[Source data]
++++++++

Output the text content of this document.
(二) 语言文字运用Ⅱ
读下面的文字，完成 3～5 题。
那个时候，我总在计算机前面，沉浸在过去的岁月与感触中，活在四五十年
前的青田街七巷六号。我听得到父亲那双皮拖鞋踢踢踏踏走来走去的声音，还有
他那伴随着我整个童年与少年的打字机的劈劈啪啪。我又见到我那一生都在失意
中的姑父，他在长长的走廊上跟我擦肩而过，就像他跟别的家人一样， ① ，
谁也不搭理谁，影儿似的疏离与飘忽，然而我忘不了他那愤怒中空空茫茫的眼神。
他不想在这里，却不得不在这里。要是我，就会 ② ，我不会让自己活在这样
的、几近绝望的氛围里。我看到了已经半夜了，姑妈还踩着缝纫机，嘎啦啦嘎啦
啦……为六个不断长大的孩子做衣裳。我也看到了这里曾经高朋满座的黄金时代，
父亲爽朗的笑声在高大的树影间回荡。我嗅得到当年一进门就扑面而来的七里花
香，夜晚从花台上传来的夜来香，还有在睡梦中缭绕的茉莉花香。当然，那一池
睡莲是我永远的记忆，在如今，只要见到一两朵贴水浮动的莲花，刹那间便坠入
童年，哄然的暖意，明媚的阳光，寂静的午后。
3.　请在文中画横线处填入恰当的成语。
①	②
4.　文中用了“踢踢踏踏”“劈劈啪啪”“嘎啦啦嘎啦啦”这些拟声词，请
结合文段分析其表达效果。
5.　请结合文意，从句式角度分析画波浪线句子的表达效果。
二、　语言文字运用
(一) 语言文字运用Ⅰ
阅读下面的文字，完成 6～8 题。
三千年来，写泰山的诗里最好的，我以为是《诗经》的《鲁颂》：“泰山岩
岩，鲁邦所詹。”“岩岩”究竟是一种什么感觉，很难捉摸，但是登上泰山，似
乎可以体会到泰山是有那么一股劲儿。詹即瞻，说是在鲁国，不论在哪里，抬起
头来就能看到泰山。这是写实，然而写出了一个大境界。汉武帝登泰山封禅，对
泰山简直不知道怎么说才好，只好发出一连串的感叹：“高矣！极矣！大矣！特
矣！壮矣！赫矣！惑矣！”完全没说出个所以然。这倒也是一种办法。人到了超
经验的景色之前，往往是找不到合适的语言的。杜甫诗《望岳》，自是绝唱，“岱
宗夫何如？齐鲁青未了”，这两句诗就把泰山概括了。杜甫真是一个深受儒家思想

++++++++

• Exercise brief
Retype all of the data shown above, word for word.

• Exercise output
Output the text content of this document.
(二) 语言文字运用Ⅱ
读下面的文字，完成 3～5 题。
那个时候，我总在计算机前面，沉浸在过去的岁月与感触中，活在四五十年
前的青田街七巷六号。我听得到父亲那双皮拖鞋踢踢踏踏走来走去的声音，还有
他那伴随着我整个童年与少年的打字机的劈劈啪啪。我又见到我那一生都在失意
中的姑父，他在长长的走廊上跟我擦肩而过，就像他跟别的家人一样， ① ，
谁也不搭理谁，影儿似的疏离与飘忽，然而我忘不了他那愤怒中空空茫茫的眼神。
他不想在这里，却不得不在这里。要是我，就会 ② ，我不会让自己活在这样
的、几近绝望的氛围里。我看到了已经半夜了，姑妈还踩着缝纫机，嘎啦啦嘎啦
啦……为六个不断长大的孩子做衣裳。我也看到了这里曾经高朋满座的黄金时代，
父亲爽朗的笑声在高大的树影间回荡。我嗅得到当年一进门就扑面而来的七里花
香，夜晚从花台上传来的夜来香，还有在睡梦中缭绕的茉莉花香。当然，那一池
睡莲是我永远的记忆，在如今，只要见到一两朵贴水浮动的莲花，刹那间便坠入
童年，哄然的暖意，明媚的阳光，寂静的午后。
3.　请在文中画横线处填入恰当的成语。
①	②
4.　文中用了“踢踢踏踏”“劈劈啪啪”“嘎啦啦嘎啦啦”这些拟声词，请
结合文段分析其表达效果。
5.　请结合文意，从句式角度分析画波浪线句子的表达效果。
二、　语言文字运用
(一) 语言文字运用Ⅰ
阅读下面的文字，完成 6～8 题。
三千年来，写泰山的诗里最好的，我以为是《诗经》的《鲁颂》：“泰山岩
岩，鲁邦所詹。”“岩岩”究竟是一种什么感觉，很难捉摸，但是登上泰山，似
乎可以体会到泰山是有那么一股劲儿。詹即瞻，说是在鲁国，不论在哪里，抬起
头来就能看到泰山。这是写实，然而写出了一个大境界。汉武帝登泰山封禅，对
泰山简直不知道怎么说才好，只好发出一连串的感叹：“高矣！极矣！大矣！特
矣！壮矣！赫矣！惑矣！”完全没说出个所以然。这倒也是一种办法。人到了超
经验的景色之前，往往是找不到合适的语言的。杜甫诗《望岳》，自是绝唱，“岱
宗夫何如？齐鲁青未了”，这两句诗就把泰山概括了。杜甫真是一个深受儒家思想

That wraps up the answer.